Exercise data:
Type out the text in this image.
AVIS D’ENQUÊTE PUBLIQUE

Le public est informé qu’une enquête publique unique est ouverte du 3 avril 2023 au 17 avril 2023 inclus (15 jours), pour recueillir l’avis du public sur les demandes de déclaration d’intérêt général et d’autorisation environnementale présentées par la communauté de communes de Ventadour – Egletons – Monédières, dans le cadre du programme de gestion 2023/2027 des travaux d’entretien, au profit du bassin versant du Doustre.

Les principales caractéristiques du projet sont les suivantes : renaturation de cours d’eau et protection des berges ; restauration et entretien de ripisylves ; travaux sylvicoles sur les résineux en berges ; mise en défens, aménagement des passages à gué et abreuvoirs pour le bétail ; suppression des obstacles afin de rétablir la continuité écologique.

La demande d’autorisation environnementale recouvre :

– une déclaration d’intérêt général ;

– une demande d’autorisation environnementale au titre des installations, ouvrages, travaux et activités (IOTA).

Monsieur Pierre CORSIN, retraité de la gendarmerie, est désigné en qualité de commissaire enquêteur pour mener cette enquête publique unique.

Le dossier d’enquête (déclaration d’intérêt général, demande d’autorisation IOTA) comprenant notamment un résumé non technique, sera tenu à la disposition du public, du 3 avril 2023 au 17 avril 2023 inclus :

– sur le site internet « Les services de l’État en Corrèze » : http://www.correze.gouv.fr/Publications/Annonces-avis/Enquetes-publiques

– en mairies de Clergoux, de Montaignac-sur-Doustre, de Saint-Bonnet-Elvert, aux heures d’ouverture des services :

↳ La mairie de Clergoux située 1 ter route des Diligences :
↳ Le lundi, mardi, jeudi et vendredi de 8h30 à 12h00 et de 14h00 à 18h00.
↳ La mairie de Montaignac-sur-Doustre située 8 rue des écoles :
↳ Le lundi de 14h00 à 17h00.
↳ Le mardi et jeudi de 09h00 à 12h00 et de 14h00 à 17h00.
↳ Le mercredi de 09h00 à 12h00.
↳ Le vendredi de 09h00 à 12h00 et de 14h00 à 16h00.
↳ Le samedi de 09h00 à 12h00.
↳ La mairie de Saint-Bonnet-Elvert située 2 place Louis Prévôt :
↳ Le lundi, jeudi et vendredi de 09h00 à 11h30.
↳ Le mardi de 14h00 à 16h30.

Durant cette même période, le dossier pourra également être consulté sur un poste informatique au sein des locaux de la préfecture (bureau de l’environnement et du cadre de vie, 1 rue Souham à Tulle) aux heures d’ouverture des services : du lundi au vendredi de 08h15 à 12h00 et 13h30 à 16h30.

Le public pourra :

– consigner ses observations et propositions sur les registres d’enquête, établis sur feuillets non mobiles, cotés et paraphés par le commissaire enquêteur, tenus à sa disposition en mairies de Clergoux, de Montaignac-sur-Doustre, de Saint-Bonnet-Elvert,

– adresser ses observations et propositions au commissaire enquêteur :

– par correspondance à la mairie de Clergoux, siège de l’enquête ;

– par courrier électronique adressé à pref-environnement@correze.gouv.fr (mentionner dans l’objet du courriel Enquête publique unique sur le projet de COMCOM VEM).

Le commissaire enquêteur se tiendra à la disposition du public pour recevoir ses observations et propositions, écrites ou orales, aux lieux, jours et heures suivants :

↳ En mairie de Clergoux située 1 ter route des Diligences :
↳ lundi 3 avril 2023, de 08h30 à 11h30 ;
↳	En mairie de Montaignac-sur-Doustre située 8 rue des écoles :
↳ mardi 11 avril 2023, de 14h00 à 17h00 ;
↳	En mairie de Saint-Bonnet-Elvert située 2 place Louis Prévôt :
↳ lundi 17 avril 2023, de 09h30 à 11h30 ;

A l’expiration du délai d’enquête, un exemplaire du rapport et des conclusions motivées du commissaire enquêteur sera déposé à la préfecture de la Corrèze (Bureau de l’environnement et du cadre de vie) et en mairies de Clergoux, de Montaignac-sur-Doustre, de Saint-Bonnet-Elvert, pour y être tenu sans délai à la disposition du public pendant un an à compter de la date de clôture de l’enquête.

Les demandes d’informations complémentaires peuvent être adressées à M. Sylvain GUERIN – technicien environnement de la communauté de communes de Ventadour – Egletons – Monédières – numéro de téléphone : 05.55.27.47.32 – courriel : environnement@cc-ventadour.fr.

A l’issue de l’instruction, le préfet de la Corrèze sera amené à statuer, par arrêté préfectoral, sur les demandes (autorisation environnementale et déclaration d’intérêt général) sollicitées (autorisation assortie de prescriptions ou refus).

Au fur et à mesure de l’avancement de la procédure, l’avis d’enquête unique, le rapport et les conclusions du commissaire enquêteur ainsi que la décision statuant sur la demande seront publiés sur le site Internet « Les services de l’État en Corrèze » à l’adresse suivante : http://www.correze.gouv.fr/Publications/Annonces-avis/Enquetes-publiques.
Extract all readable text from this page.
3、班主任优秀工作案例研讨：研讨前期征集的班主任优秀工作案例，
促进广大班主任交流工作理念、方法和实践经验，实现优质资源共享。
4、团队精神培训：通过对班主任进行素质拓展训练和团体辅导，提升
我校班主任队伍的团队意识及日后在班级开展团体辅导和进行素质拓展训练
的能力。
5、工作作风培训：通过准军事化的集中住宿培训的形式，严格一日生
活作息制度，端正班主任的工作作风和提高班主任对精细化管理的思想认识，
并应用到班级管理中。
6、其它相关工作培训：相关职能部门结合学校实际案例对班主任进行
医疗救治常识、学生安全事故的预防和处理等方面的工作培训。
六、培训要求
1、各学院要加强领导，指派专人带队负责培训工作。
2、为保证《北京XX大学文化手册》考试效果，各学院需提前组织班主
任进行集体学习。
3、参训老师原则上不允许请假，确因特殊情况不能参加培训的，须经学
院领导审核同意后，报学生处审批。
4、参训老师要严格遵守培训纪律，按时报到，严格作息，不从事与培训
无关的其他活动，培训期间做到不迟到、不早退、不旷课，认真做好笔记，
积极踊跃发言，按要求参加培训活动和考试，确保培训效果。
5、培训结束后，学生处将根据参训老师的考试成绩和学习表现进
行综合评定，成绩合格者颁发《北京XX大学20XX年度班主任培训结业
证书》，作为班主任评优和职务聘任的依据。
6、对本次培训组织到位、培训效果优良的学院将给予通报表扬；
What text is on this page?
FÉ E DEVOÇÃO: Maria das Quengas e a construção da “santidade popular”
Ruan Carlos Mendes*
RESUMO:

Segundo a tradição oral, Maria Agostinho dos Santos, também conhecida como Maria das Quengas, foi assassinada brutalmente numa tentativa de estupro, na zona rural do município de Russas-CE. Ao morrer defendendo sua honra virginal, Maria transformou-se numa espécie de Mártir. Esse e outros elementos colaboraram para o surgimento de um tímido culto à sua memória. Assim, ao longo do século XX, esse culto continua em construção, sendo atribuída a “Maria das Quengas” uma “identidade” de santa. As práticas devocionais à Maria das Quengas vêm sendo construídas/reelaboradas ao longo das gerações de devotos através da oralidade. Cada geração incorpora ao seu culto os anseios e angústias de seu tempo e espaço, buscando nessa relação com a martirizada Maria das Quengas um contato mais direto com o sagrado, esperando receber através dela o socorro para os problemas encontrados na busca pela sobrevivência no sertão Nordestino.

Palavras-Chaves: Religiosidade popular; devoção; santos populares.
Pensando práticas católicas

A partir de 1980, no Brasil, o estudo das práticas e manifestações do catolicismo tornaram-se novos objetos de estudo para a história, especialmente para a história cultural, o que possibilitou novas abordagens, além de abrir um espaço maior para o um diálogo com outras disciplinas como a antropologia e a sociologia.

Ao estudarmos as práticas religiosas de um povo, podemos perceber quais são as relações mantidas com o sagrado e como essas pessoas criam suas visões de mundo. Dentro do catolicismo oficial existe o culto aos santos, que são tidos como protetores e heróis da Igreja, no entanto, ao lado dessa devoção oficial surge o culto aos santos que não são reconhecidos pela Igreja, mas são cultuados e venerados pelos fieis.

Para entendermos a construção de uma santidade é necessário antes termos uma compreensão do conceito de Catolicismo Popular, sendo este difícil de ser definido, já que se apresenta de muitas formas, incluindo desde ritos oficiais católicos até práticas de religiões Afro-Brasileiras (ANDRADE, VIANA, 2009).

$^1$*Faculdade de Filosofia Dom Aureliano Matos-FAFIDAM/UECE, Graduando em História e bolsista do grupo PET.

The task: Reply with nothing except the number of lines in the listing above that include the string "sera".

Correct output: 3